* **DIRECTIONS FOR THIS TASK**
Turn the lines below into a JSON list of strings with one string per line. Skip blank lines and leave the pictures out.

* **DATA EXCERPTS**
(begin)

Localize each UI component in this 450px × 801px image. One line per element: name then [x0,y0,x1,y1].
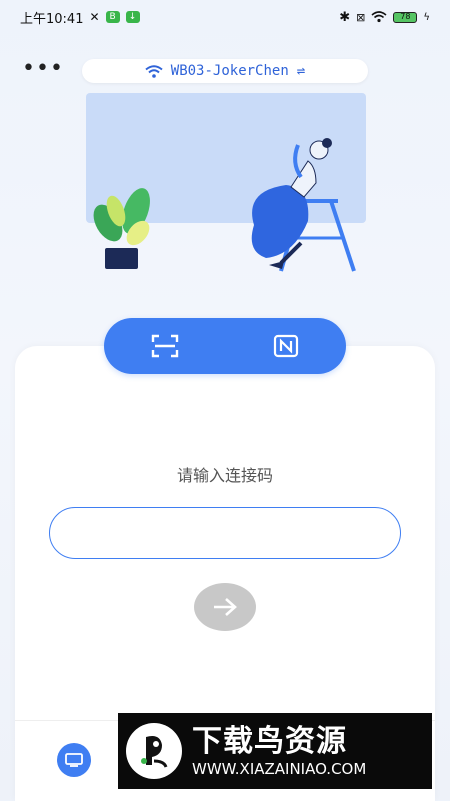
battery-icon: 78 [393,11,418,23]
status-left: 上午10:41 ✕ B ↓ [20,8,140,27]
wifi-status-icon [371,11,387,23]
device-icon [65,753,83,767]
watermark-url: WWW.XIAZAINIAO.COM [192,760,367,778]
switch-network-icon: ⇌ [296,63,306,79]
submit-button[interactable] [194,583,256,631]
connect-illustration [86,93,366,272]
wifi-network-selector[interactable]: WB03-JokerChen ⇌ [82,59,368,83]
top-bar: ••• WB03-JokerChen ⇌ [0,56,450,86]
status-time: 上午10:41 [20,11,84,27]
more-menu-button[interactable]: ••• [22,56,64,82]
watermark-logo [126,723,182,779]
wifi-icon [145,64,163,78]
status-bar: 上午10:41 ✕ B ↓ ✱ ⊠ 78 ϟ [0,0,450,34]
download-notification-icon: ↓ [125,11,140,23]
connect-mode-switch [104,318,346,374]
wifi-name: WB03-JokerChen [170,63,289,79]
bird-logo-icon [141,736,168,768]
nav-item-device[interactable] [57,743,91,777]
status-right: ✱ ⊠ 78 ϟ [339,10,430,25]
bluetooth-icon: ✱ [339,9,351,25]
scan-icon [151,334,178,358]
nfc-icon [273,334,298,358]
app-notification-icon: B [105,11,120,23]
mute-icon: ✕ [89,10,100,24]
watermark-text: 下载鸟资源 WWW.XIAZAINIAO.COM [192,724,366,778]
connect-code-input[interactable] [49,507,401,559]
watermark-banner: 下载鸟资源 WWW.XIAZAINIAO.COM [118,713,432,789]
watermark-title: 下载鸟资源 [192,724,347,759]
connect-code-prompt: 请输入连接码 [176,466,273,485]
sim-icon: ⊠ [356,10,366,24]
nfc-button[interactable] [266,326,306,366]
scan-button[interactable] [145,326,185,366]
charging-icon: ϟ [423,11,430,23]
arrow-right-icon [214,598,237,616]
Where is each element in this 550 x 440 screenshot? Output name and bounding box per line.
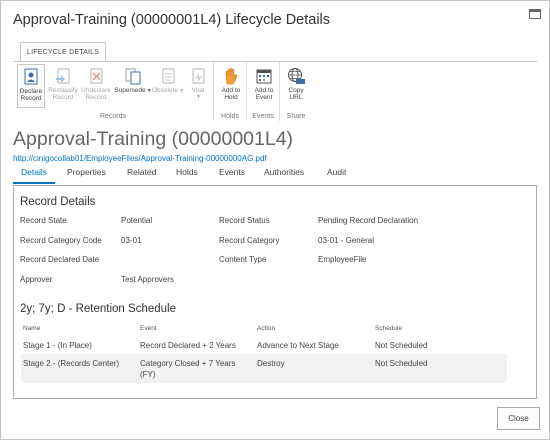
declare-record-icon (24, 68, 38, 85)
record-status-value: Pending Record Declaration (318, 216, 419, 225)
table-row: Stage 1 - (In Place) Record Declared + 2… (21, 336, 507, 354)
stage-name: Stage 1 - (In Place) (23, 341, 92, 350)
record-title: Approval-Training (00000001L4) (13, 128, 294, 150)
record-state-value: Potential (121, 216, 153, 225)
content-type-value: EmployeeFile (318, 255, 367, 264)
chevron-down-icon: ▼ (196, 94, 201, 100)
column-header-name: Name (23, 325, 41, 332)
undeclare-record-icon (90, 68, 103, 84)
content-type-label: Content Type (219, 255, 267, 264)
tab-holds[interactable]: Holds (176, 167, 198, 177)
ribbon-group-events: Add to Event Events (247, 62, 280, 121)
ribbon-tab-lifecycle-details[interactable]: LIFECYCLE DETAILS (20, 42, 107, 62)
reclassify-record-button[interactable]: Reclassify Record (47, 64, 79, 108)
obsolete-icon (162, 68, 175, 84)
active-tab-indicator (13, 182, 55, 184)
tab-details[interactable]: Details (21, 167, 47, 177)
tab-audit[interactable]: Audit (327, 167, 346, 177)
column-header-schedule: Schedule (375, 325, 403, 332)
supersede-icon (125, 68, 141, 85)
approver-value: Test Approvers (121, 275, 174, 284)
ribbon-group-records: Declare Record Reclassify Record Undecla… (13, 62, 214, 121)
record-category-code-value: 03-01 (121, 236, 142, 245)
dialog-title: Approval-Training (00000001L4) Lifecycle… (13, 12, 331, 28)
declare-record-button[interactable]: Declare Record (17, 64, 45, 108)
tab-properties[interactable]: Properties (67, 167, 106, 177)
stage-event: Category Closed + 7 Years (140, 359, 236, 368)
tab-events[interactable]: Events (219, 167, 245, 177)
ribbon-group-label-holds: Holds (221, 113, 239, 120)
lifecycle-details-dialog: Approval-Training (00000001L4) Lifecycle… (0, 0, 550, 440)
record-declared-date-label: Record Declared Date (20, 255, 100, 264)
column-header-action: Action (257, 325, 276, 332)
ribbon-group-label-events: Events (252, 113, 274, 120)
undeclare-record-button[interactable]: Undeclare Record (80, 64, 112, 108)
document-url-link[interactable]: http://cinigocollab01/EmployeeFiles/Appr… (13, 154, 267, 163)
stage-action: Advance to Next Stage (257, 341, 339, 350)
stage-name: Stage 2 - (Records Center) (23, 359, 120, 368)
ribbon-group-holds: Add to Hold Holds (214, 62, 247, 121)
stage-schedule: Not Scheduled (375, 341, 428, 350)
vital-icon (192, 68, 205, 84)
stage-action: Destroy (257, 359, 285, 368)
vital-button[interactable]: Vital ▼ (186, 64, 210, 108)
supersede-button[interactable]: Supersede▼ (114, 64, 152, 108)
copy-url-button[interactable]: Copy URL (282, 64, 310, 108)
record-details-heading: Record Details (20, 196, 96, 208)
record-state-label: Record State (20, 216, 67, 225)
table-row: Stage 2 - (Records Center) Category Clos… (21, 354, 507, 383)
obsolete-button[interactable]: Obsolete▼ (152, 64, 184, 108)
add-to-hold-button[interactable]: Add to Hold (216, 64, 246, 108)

(end)

* **COMPLETED TASK**
[
  "Localize each UI component in this 450px × 801px image. One line per element: name then [x0,y0,x1,y1].",
  "battery-icon: 78 [393,11,418,23]",
  "status-left: 上午10:41 ✕ B ↓ [20,8,140,27]",
  "wifi-status-icon [371,11,387,23]",
  "device-icon [65,753,83,767]",
  "watermark-url: WWW.XIAZAINIAO.COM [192,760,367,778]",
  "switch-network-icon: ⇌ [296,63,306,79]",
  "submit-button[interactable] [194,583,256,631]",
  "connect-illustration [86,93,366,272]",
  "wifi-network-selector[interactable]: WB03-JokerChen ⇌ [82,59,368,83]",
  "top-bar: ••• WB03-JokerChen ⇌ [0,56,450,86]",
  "status-time: 上午10:41 [20,11,84,27]",
  "more-menu-button[interactable]: ••• [22,56,64,82]",
  "watermark-logo [126,723,182,779]",
  "wifi-icon [145,64,163,78]",
  "status-bar: 上午10:41 ✕ B ↓ ✱ ⊠ 78 ϟ [0,0,450,34]",
  "download-notification-icon: ↓ [125,11,140,23]",
  "connect-mode-switch [104,318,346,374]",
  "wifi-name: WB03-JokerChen [170,63,289,79]",
  "bird-logo-icon [141,736,168,768]",
  "nav-item-device[interactable] [57,743,91,777]",
  "status-right: ✱ ⊠ 78 ϟ [339,10,430,25]",
  "bluetooth-icon: ✱ [339,9,351,25]",
  "scan-icon [151,334,178,358]",
  "nfc-icon [273,334,298,358]",
  "app-notification-icon: B [105,11,120,23]",
  "mute-icon: ✕ [89,10,100,24]",
  "watermark-text: 下载鸟资源 WWW.XIAZAINIAO.COM [192,724,366,778]",
  "connect-code-input[interactable] [49,507,401,559]",
  "watermark-banner: 下载鸟资源 WWW.XIAZAINIAO.COM [118,713,432,789]",
  "watermark-title: 下载鸟资源 [192,724,347,759]",
  "connect-code-prompt: 请输入连接码 [176,466,273,485]",
  "sim-icon: ⊠ [356,10,366,24]",
  "nfc-button[interactable] [266,326,306,366]",
  "scan-button[interactable] [145,326,185,366]",
  "charging-icon: ϟ [423,11,430,23]",
  "arrow-right-icon [214,598,237,616]",
  "Where is each element in this 550 x 440 screenshot? Output name and bounding box per line.",
  "declare-record-icon (24, 68, 38, 85)",
  "record-status-value: Pending Record Declaration (318, 216, 419, 225)",
  "table-row: Stage 1 - (In Place) Record Declared + 2… (21, 336, 507, 354)",
  "stage-name: Stage 1 - (In Place) (23, 341, 92, 350)",
  "record-title: Approval-Training (00000001L4) (13, 128, 294, 150)",
  "record-state-value: Potential (121, 216, 153, 225)",
  "content-type-value: EmployeeFile (318, 255, 367, 264)",
  "chevron-down-icon: ▼ (196, 94, 201, 100)",
  "column-header-name: Name (23, 325, 41, 332)",
  "undeclare-record-icon (90, 68, 103, 84)",
  "content-type-label: Content Type (219, 255, 267, 264)",
  "tab-holds[interactable]: Holds (176, 167, 198, 177)",
  "ribbon-group-events: Add to Event Events (247, 62, 280, 121)",
  "ribbon-tab-lifecycle-details[interactable]: LIFECYCLE DETAILS (20, 42, 107, 62)",
  "reclassify-record-button[interactable]: Reclassify Record (47, 64, 79, 108)",
  "obsolete-icon (162, 68, 175, 84)",
  "active-tab-indicator (13, 182, 55, 184)",
  "tab-details[interactable]: Details (21, 167, 47, 177)",
  "tab-audit[interactable]: Audit (327, 167, 346, 177)",
  "column-header-schedule: Schedule (375, 325, 403, 332)",
  "supersede-icon (125, 68, 141, 85)",
  "approver-value: Test Approvers (121, 275, 174, 284)",
  "ribbon-group-records: Declare Record Reclassify Record Undecla… (13, 62, 214, 121)",
  "record-category-code-value: 03-01 (121, 236, 142, 245)",
  "dialog-title: Approval-Training (00000001L4) Lifecycle… (13, 12, 331, 28)",
  "declare-record-button[interactable]: Declare Record (17, 64, 45, 108)",
  "tab-properties[interactable]: Properties (67, 167, 106, 177)",
  "stage-event: Category Closed + 7 Years (140, 359, 236, 368)",
  "tab-events[interactable]: Events (219, 167, 245, 177)",
  "ribbon-group-label-holds: Holds (221, 113, 239, 120)",
  "lifecycle-details-dialog: Approval-Training (00000001L4) Lifecycle… (0, 0, 550, 440)",
  "record-declared-date-label: Record Declared Date (20, 255, 100, 264)",
  "column-header-action: Action (257, 325, 276, 332)",
  "ribbon-group-label-events: Events (252, 113, 274, 120)",
  "undeclare-record-button[interactable]: Undeclare Record (80, 64, 112, 108)",
  "document-url-link[interactable]: http://cinigocollab01/EmployeeFiles/Appr… (13, 154, 267, 163)",
  "stage-action: Advance to Next Stage (257, 341, 339, 350)",
  "stage-name: Stage 2 - (Records Center) (23, 359, 120, 368)",
  "ribbon-group-holds: Add to Hold Holds (214, 62, 247, 121)",
  "stage-schedule: Not Scheduled (375, 341, 428, 350)",
  "vital-icon (192, 68, 205, 84)",
  "stage-action: Destroy (257, 359, 285, 368)",
  "vital-button[interactable]: Vital ▼ (186, 64, 210, 108)",
  "supersede-button[interactable]: Supersede▼ (114, 64, 152, 108)",
  "copy-url-button[interactable]: Copy URL (282, 64, 310, 108)",
  "record-details-heading: Record Details (20, 196, 96, 208)",
  "record-state-label: Record State (20, 216, 67, 225)",
  "table-row: Stage 2 - (Records Center) Category Clos… (21, 354, 507, 383)",
  "obsolete-button[interactable]: Obsolete▼ (152, 64, 184, 108)",
  "add-to-hold-button[interactable]: Add to Hold (216, 64, 246, 108)"
]